[Saved entries]
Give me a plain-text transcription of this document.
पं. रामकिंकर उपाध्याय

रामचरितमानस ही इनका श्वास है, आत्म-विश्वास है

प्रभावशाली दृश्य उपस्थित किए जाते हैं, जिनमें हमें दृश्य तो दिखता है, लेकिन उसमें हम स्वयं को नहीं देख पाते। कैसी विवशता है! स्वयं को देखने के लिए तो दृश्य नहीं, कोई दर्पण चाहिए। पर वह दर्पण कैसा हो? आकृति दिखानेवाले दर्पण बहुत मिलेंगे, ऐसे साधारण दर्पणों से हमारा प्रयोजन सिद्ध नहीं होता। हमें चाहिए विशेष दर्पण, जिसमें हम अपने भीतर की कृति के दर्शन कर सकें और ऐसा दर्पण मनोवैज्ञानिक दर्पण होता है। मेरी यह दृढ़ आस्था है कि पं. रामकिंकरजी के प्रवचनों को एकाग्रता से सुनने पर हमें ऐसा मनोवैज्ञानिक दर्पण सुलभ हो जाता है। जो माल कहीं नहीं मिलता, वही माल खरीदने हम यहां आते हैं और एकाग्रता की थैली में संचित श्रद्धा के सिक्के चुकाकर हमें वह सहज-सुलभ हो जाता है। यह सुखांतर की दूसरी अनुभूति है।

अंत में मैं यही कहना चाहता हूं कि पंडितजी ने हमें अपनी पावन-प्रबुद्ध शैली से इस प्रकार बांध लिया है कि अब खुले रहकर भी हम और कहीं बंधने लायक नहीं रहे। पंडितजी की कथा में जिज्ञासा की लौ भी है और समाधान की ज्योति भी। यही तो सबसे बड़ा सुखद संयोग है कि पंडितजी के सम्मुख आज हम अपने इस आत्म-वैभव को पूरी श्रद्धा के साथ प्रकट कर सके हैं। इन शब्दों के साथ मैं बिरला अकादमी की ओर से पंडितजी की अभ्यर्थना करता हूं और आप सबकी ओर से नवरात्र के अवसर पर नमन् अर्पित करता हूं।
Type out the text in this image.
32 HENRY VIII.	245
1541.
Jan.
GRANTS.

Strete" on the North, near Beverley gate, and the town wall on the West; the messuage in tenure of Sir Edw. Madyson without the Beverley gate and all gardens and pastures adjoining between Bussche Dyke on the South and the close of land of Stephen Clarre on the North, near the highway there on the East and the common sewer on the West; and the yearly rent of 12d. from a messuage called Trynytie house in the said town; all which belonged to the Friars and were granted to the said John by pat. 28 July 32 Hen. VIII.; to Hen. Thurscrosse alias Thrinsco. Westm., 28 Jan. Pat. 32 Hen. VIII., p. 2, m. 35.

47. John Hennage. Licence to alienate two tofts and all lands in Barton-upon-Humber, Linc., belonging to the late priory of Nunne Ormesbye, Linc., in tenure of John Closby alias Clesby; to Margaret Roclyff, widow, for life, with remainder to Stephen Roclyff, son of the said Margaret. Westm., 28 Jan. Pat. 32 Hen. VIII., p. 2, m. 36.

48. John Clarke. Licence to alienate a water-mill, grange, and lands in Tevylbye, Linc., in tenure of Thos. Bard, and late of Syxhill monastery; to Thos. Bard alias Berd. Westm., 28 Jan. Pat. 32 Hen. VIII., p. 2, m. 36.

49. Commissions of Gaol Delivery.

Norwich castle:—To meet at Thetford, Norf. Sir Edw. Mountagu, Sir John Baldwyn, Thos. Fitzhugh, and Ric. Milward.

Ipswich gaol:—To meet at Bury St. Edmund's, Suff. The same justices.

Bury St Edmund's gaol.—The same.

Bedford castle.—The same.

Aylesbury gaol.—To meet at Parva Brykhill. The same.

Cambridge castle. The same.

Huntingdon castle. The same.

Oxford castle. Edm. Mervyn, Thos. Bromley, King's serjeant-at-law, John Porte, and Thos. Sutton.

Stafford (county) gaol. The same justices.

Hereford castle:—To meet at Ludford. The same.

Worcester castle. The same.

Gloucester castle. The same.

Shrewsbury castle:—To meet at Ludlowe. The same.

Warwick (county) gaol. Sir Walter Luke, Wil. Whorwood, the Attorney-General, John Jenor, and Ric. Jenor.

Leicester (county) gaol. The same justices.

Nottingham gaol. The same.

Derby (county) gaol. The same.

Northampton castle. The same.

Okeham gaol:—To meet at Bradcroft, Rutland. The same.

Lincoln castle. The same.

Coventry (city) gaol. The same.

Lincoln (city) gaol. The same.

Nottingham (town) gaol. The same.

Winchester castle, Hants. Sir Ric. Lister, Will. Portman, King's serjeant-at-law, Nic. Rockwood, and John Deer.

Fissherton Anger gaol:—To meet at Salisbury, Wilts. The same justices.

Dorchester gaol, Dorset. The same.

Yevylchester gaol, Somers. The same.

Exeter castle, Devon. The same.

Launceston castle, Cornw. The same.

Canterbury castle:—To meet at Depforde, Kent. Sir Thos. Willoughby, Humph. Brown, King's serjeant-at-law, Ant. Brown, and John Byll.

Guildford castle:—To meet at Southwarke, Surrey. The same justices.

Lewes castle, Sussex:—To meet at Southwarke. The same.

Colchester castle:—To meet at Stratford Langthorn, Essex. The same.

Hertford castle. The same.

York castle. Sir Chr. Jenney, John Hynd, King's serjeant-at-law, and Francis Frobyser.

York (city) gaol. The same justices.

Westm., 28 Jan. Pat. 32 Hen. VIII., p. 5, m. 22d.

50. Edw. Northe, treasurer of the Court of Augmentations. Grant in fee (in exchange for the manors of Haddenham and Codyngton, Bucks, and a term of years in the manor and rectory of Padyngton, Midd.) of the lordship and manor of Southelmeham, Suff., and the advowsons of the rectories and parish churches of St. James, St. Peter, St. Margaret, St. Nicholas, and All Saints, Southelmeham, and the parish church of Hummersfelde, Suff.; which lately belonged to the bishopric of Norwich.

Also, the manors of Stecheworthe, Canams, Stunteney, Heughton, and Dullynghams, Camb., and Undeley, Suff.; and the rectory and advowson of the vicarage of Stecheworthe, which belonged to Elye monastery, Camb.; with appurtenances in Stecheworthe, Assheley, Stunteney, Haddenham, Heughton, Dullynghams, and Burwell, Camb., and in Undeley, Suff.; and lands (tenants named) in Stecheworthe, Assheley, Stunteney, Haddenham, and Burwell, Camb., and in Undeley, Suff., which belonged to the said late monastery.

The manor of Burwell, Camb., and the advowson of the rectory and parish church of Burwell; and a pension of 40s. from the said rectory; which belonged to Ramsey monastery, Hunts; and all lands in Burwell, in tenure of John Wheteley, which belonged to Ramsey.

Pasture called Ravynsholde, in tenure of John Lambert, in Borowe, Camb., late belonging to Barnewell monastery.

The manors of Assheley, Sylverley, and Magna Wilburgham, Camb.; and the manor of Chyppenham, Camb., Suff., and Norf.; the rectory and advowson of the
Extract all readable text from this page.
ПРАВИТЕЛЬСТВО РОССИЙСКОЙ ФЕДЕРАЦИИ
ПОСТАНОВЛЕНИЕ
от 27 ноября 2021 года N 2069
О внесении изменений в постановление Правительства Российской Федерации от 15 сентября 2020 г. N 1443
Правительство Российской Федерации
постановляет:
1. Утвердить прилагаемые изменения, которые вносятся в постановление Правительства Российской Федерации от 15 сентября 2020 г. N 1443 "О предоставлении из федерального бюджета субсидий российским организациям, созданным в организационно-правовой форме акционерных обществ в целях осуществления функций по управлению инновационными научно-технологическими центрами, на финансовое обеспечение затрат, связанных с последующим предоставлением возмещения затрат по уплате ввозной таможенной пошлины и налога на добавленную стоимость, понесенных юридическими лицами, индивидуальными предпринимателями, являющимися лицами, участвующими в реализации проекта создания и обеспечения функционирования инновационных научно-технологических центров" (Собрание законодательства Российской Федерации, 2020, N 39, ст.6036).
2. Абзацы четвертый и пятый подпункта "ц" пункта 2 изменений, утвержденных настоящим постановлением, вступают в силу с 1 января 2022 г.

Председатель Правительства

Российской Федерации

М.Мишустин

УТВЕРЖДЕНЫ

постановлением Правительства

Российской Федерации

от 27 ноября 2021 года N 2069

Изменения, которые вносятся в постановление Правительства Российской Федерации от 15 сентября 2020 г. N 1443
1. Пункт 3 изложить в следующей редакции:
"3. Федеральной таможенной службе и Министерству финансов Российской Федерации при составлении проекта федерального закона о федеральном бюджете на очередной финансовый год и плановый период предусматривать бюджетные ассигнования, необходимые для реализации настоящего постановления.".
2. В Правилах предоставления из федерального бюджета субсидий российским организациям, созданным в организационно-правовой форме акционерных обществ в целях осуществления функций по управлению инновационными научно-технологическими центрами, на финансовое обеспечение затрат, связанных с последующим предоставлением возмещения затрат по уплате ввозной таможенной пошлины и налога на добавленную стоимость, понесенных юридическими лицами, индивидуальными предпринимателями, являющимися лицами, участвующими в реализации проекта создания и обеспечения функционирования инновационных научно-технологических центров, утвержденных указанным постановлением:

• [What this task involves]
Filter out every line that lacks the word "Правительства", and copy the rest.

• [Result of the task]
О внесении изменений в постановление Правительства Российской Федерации от 15 сентября 2020 г. N 1443
1. Утвердить прилагаемые изменения, которые вносятся в постановление Правительства Российской Федерации от 15 сентября 2020 г. N 1443 "О предоставлении из федерального бюджета субсидий российским организациям, созданным в организационно-правовой форме акционерных обществ в целях осуществления функций по управлению инновационными научно-технологическими центрами, на финансовое обеспечение затрат, связанных с последующим предоставлением возмещения затрат по уплате ввозной таможенной пошлины и налога на добавленную стоимость, понесенных юридическими лицами, индивидуальными предпринимателями, являющимися лицами, участвующими в реализации проекта создания и обеспечения функционирования инновационных научно-технологических центров" (Собрание законодательства Российской Федерации, 2020, N 39, ст.6036).
Председатель Правительства
постановлением Правительства
Изменения, которые вносятся в постановление Правительства Российской Федерации от 15 сентября 2020 г. N 1443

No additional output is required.